EXERCISE REQUIREMENTS: Say how many lines contain the word "text". Only the number should be given.

Extracted records
_ _ _ _ _ _ _
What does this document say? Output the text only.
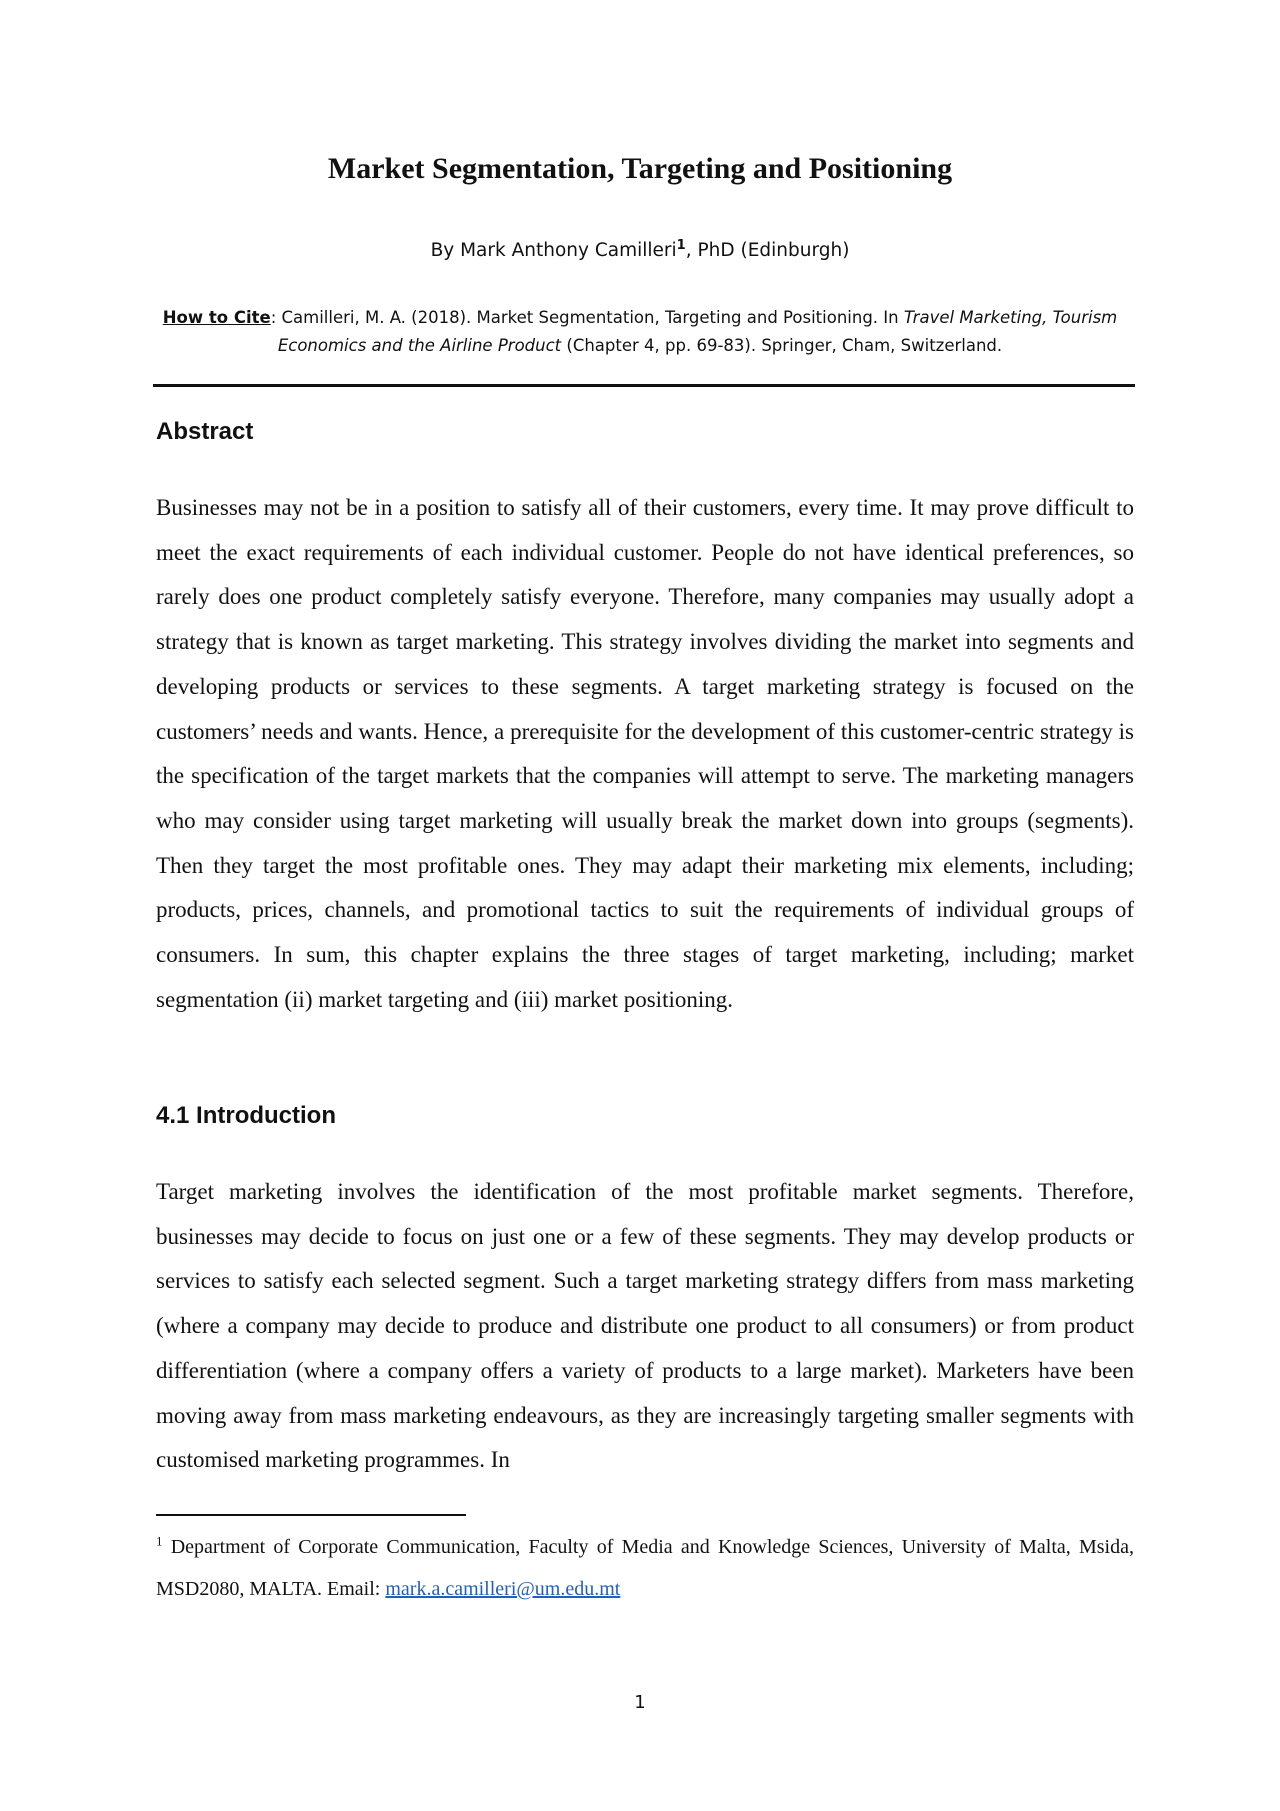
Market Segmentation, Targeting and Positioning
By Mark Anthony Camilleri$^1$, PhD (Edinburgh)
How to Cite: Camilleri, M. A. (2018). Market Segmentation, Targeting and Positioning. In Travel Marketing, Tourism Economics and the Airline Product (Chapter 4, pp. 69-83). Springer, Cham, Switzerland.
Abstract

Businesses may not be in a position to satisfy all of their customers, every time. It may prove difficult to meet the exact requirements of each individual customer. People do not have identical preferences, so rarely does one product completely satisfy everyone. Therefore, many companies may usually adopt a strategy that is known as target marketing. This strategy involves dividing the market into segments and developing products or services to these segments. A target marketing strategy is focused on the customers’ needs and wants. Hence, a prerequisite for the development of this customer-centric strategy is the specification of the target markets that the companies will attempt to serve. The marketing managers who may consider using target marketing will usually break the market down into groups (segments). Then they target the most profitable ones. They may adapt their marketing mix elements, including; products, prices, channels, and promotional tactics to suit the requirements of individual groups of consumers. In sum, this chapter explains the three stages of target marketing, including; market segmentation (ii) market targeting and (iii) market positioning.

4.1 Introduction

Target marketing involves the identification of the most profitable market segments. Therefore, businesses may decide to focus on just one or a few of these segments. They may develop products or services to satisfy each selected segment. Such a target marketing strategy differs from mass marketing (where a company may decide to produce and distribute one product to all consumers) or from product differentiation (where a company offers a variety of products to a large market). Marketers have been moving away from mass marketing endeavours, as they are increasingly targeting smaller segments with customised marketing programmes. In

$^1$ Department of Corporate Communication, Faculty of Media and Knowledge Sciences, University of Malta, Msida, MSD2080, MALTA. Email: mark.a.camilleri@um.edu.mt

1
_ _ _ _ _ _ _
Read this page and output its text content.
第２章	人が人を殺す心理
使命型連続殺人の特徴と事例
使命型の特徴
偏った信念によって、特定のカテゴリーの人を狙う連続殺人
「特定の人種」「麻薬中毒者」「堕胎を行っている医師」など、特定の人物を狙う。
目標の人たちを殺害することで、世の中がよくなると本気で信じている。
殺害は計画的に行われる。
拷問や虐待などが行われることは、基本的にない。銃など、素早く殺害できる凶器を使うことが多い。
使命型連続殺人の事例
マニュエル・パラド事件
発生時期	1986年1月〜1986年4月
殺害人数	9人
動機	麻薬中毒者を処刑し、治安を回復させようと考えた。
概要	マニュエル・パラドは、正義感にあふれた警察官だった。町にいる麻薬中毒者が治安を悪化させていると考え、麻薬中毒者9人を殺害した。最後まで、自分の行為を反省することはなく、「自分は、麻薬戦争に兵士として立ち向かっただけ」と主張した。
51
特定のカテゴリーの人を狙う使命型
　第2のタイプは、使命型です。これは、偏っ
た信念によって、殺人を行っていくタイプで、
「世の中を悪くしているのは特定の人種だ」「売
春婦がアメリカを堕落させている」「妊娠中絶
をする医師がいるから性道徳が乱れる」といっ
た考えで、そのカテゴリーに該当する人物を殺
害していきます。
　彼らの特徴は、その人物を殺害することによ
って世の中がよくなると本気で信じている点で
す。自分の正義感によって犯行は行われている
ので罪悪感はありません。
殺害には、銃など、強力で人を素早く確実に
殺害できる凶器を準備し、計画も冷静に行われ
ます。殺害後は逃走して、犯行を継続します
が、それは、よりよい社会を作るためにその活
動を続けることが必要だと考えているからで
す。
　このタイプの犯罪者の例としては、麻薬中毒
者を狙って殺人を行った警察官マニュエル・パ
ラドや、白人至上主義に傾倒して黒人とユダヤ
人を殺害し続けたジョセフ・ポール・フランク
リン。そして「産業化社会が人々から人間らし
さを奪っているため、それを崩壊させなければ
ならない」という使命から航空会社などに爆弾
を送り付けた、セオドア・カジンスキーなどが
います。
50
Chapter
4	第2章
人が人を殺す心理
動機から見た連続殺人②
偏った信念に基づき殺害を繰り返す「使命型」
_ _ _ _ _ _ _
WRITTEN ANSWER: 2